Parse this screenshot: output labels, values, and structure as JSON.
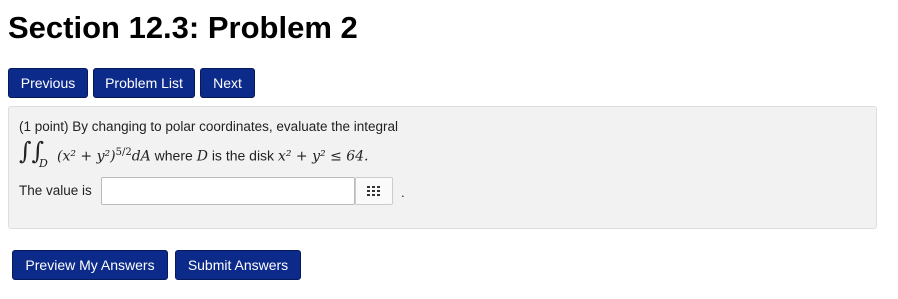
{
  "page": {
    "title": "Section 12.3: Problem 2"
  },
  "nav": {
    "previous": "Previous",
    "problem_list": "Problem List",
    "next": "Next"
  },
  "problem": {
    "points": "(1 point)",
    "intro": "By changing to polar coordinates, evaluate the integral",
    "where_text": "where",
    "disk_text": "is the disk",
    "D": "D",
    "integrand_base": "(x² + y²)",
    "integrand_exp": "5/2",
    "dA": "dA",
    "region": "x² + y² ≤ 64.",
    "answer_label": "The value is",
    "answer_value": "",
    "answer_suffix": "."
  },
  "actions": {
    "preview": "Preview My Answers",
    "submit": "Submit Answers"
  },
  "colors": {
    "button_bg": "#0b2a8a",
    "panel_bg": "#f2f2f2"
  },
  "icons": {
    "math_toolbar": "grid-icon"
  }
}
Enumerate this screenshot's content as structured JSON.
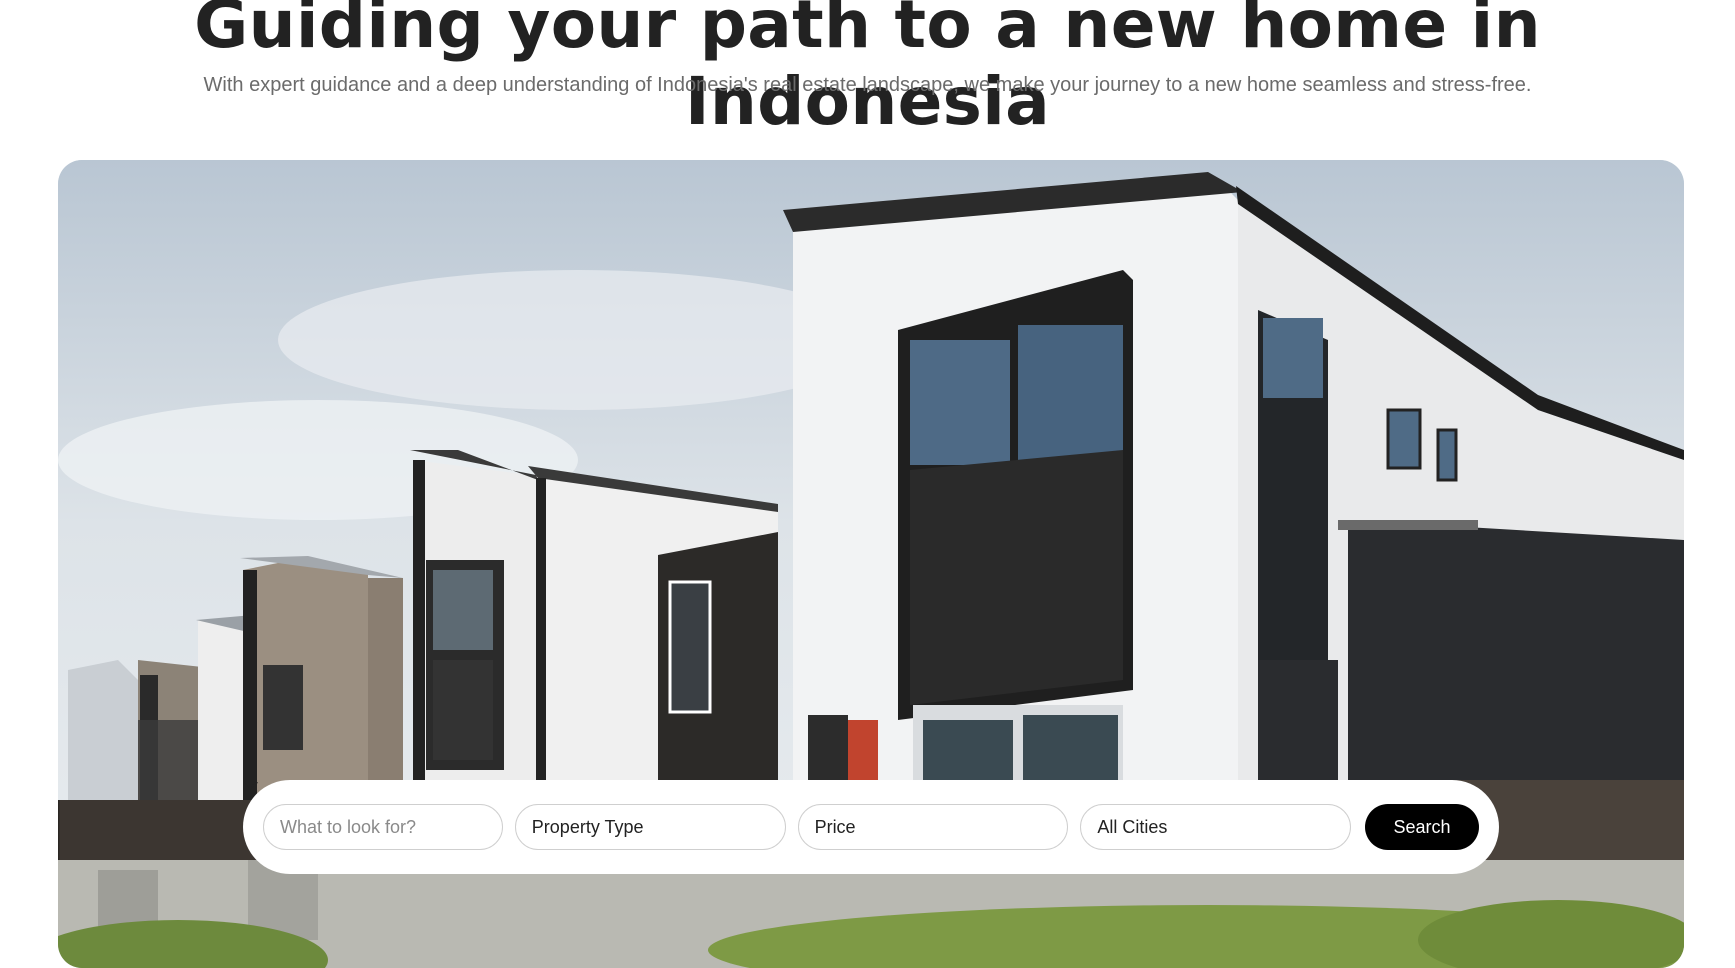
{
  "hero": {
    "headline": "Guiding your path to a new home in Indonesia",
    "subline": "With expert guidance and a deep understanding of Indonesia's real estate landscape, we make your journey to a new home seamless and stress-free.",
    "image_alt": "Modern townhouses with white and dark cladding"
  },
  "search": {
    "query_placeholder": "What to look for?",
    "query_value": "",
    "property_type": "Property Type",
    "price": "Price",
    "city": "All Cities",
    "button_label": "Search"
  },
  "icons": {
    "dropdown": "chevron-down-icon"
  },
  "colors": {
    "headline": "#222222",
    "subline": "#6b6b6b",
    "button_bg": "#000000",
    "button_text": "#ffffff"
  }
}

● TASK BRIEF:
Only the number is wanted: how many lines of the data contain the word "screenshot"?

● EXERCISE SOLUTION:
2